Task to complete
Write out the full set of records exactly. Any pictures in them do not belong in the copy.

Data to use
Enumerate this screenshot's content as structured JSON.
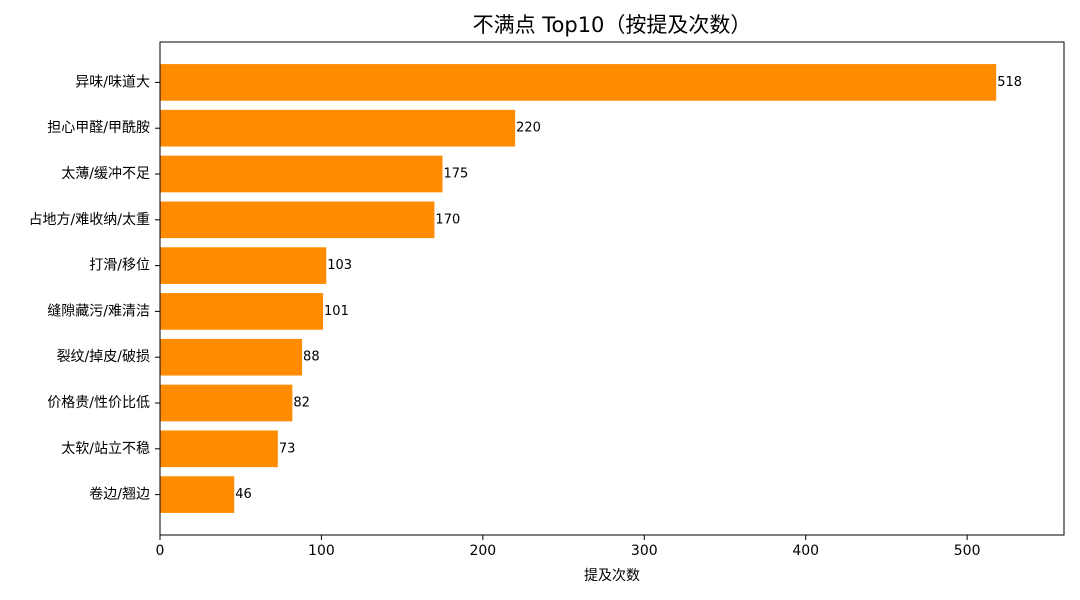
{
  "chart_data": {
    "type": "barh",
    "title": "不满点 Top10（按提及次数）",
    "xlabel": "提及次数",
    "categories": [
      "异味/味道大",
      "担心甲醛/甲酰胺",
      "太薄/缓冲不足",
      "占地方/难收纳/太重",
      "打滑/移位",
      "缝隙藏污/难清洁",
      "裂纹/掉皮/破损",
      "价格贵/性价比低",
      "太软/站立不稳",
      "卷边/翘边"
    ],
    "values": [
      518,
      220,
      175,
      170,
      103,
      101,
      88,
      82,
      73,
      46
    ],
    "color": "#ff8c00",
    "xlim": [
      0,
      560
    ],
    "xticks": [
      0,
      100,
      200,
      300,
      400,
      500
    ],
    "grid": false
  }
}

Output below
Enumerate this screenshot's content as structured JSON.
{
  "chart_data": {
    "type": "barh",
    "title": "不满点 Top10（按提及次数）",
    "xlabel": "提及次数",
    "categories": [
      "异味/味道大",
      "担心甲醛/甲酰胺",
      "太薄/缓冲不足",
      "占地方/难收纳/太重",
      "打滑/移位",
      "缝隙藏污/难清洁",
      "裂纹/掉皮/破损",
      "价格贵/性价比低",
      "太软/站立不稳",
      "卷边/翘边"
    ],
    "values": [
      518,
      220,
      175,
      170,
      103,
      101,
      88,
      82,
      73,
      46
    ],
    "color": "#ff8c00",
    "xlim": [
      0,
      560
    ],
    "xticks": [
      0,
      100,
      200,
      300,
      400,
      500
    ],
    "grid": false
  }
}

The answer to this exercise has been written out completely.